(Dataset records)
=-=-=

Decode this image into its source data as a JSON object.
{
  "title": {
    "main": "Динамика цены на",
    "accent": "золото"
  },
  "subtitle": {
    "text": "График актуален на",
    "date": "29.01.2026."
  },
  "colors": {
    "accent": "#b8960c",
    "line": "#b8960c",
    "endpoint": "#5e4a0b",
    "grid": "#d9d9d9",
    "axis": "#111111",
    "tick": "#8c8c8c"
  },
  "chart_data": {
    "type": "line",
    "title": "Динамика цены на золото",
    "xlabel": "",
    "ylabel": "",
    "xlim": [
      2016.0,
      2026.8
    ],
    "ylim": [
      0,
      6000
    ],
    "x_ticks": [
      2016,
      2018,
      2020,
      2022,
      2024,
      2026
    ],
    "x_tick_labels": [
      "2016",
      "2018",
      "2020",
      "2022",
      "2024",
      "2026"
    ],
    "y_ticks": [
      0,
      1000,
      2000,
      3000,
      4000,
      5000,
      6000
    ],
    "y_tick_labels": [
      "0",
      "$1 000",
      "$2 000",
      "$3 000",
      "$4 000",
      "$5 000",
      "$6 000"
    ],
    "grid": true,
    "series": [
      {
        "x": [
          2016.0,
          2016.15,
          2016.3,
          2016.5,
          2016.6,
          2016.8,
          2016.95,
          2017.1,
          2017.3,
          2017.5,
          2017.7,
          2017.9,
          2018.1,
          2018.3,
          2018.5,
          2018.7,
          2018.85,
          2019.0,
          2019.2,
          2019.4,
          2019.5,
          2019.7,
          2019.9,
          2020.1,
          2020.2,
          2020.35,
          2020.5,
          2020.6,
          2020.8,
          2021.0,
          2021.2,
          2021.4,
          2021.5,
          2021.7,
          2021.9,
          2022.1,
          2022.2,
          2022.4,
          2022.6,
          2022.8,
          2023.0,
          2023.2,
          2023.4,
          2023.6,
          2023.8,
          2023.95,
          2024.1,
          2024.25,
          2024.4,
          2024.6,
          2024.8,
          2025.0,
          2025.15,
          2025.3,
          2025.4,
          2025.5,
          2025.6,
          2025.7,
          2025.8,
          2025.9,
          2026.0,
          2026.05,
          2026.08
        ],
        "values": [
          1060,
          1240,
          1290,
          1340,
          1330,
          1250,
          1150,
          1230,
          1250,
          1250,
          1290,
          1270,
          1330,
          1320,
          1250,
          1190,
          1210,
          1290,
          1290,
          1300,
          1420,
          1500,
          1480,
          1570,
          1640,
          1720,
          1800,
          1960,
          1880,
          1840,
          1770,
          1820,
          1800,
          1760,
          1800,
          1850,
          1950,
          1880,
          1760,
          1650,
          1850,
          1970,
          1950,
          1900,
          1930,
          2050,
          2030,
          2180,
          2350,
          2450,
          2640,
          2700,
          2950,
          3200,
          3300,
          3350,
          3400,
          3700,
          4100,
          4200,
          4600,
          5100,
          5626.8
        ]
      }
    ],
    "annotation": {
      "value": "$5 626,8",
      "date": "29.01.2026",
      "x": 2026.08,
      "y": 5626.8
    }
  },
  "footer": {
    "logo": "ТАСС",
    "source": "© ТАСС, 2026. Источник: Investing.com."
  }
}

=-=-=

WHAT IS NEEDED:
Lines from the records above that hold "source" are the ones to list.

EXERCISE OUTPUT:
Decode this image into its source data as a JSON object.
    "source": "© ТАСС, 2026. Источник: Investing.com."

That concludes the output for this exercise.